**WRITTEN REQUEST:** Transcribe the listing that follows in full, omitting pictures.

────────────────

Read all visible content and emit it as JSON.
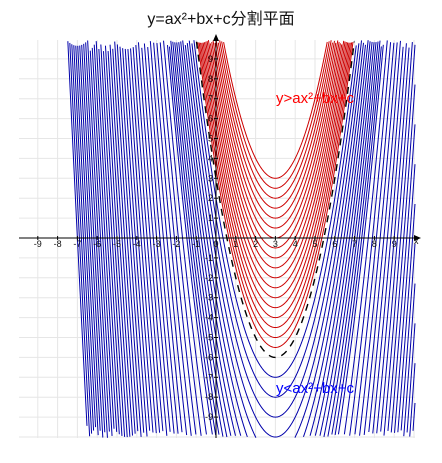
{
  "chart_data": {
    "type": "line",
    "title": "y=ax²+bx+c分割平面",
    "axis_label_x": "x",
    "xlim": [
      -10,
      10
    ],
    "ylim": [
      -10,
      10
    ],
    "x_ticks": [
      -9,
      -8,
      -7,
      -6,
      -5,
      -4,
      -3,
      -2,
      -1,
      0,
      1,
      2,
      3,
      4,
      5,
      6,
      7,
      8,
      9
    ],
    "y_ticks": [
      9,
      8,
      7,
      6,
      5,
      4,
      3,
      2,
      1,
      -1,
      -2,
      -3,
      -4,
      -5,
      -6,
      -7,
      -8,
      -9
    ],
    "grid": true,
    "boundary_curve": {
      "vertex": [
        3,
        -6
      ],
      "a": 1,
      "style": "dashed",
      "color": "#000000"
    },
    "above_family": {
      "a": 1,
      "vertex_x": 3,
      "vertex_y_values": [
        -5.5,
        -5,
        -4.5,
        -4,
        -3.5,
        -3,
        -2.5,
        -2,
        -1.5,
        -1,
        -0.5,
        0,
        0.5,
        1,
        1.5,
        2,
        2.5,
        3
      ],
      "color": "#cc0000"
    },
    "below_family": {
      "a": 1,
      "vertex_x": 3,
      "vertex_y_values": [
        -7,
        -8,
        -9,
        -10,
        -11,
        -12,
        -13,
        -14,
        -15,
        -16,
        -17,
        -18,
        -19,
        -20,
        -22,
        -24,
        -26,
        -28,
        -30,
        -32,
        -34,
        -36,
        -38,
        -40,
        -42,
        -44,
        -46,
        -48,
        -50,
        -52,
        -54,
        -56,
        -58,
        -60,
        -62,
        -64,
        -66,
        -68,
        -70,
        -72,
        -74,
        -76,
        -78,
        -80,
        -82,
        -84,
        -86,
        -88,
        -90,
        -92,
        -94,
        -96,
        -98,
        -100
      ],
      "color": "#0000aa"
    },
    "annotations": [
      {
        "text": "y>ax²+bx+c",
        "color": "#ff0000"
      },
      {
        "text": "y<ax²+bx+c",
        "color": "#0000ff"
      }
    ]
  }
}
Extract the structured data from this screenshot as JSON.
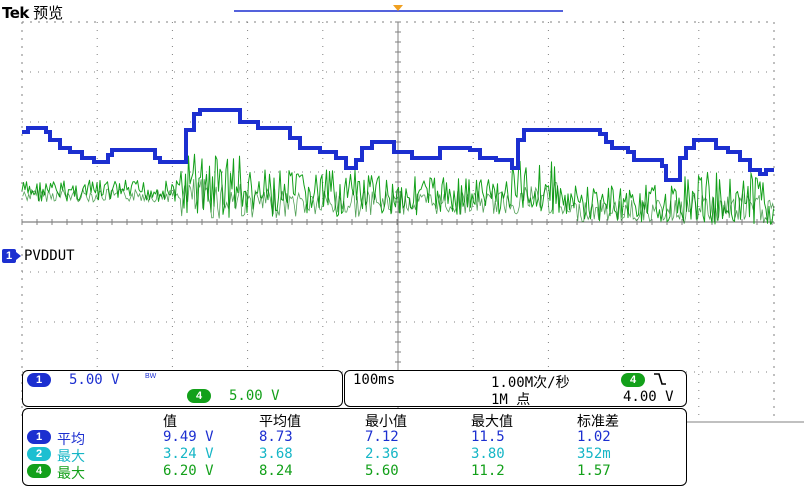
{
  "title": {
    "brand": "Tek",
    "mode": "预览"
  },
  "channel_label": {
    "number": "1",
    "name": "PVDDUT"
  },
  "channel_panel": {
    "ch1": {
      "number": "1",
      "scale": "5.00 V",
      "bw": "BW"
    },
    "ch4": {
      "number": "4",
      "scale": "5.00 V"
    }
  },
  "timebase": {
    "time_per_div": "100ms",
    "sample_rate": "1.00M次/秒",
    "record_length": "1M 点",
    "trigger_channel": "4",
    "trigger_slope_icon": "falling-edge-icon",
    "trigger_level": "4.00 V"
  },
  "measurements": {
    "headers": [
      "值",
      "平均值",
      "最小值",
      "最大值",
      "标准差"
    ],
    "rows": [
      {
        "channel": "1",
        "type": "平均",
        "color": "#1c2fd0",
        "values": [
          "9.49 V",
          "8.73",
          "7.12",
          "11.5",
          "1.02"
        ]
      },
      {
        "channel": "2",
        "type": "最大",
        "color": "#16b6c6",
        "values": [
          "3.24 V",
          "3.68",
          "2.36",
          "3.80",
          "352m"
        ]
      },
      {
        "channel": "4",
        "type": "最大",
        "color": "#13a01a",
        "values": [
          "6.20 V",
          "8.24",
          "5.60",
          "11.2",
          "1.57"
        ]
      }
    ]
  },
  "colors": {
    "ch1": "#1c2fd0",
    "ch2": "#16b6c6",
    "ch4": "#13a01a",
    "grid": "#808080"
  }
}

────────────────

**CORRECT RESPONSE:**
Read all visible content and emit it as JSON.
{
  "chart_data": {
    "type": "line",
    "title": "y=ax²+bx+c分割平面",
    "axis_label_x": "x",
    "xlim": [
      -10,
      10
    ],
    "ylim": [
      -10,
      10
    ],
    "x_ticks": [
      -9,
      -8,
      -7,
      -6,
      -5,
      -4,
      -3,
      -2,
      -1,
      0,
      1,
      2,
      3,
      4,
      5,
      6,
      7,
      8,
      9
    ],
    "y_ticks": [
      9,
      8,
      7,
      6,
      5,
      4,
      3,
      2,
      1,
      -1,
      -2,
      -3,
      -4,
      -5,
      -6,
      -7,
      -8,
      -9
    ],
    "grid": true,
    "boundary_curve": {
      "vertex": [
        3,
        -6
      ],
      "a": 1,
      "style": "dashed",
      "color": "#000000"
    },
    "above_family": {
      "a": 1,
      "vertex_x": 3,
      "vertex_y_values": [
        -5.5,
        -5,
        -4.5,
        -4,
        -3.5,
        -3,
        -2.5,
        -2,
        -1.5,
        -1,
        -0.5,
        0,
        0.5,
        1,
        1.5,
        2,
        2.5,
        3
      ],
      "color": "#cc0000"
    },
    "below_family": {
      "a": 1,
      "vertex_x": 3,
      "vertex_y_values": [
        -7,
        -8,
        -9,
        -10,
        -11,
        -12,
        -13,
        -14,
        -15,
        -16,
        -17,
        -18,
        -19,
        -20,
        -22,
        -24,
        -26,
        -28,
        -30,
        -32,
        -34,
        -36,
        -38,
        -40,
        -42,
        -44,
        -46,
        -48,
        -50,
        -52,
        -54,
        -56,
        -58,
        -60,
        -62,
        -64,
        -66,
        -68,
        -70,
        -72,
        -74,
        -76,
        -78,
        -80,
        -82,
        -84,
        -86,
        -88,
        -90,
        -92,
        -94,
        -96,
        -98,
        -100
      ],
      "color": "#0000aa"
    },
    "annotations": [
      {
        "text": "y>ax²+bx+c",
        "color": "#ff0000"
      },
      {
        "text": "y<ax²+bx+c",
        "color": "#0000ff"
      }
    ]
  }
}
Extract the structured data from this screenshot as JSON.
{
  "title": {
    "brand": "Tek",
    "mode": "预览"
  },
  "channel_label": {
    "number": "1",
    "name": "PVDDUT"
  },
  "channel_panel": {
    "ch1": {
      "number": "1",
      "scale": "5.00 V",
      "bw": "BW"
    },
    "ch4": {
      "number": "4",
      "scale": "5.00 V"
    }
  },
  "timebase": {
    "time_per_div": "100ms",
    "sample_rate": "1.00M次/秒",
    "record_length": "1M 点",
    "trigger_channel": "4",
    "trigger_slope_icon": "falling-edge-icon",
    "trigger_level": "4.00 V"
  },
  "measurements": {
    "headers": [
      "值",
      "平均值",
      "最小值",
      "最大值",
      "标准差"
    ],
    "rows": [
      {
        "channel": "1",
        "type": "平均",
        "color": "#1c2fd0",
        "values": [
          "9.49 V",
          "8.73",
          "7.12",
          "11.5",
          "1.02"
        ]
      },
      {
        "channel": "2",
        "type": "最大",
        "color": "#16b6c6",
        "values": [
          "3.24 V",
          "3.68",
          "2.36",
          "3.80",
          "352m"
        ]
      },
      {
        "channel": "4",
        "type": "最大",
        "color": "#13a01a",
        "values": [
          "6.20 V",
          "8.24",
          "5.60",
          "11.2",
          "1.57"
        ]
      }
    ]
  },
  "colors": {
    "ch1": "#1c2fd0",
    "ch2": "#16b6c6",
    "ch4": "#13a01a",
    "grid": "#808080"
  }
}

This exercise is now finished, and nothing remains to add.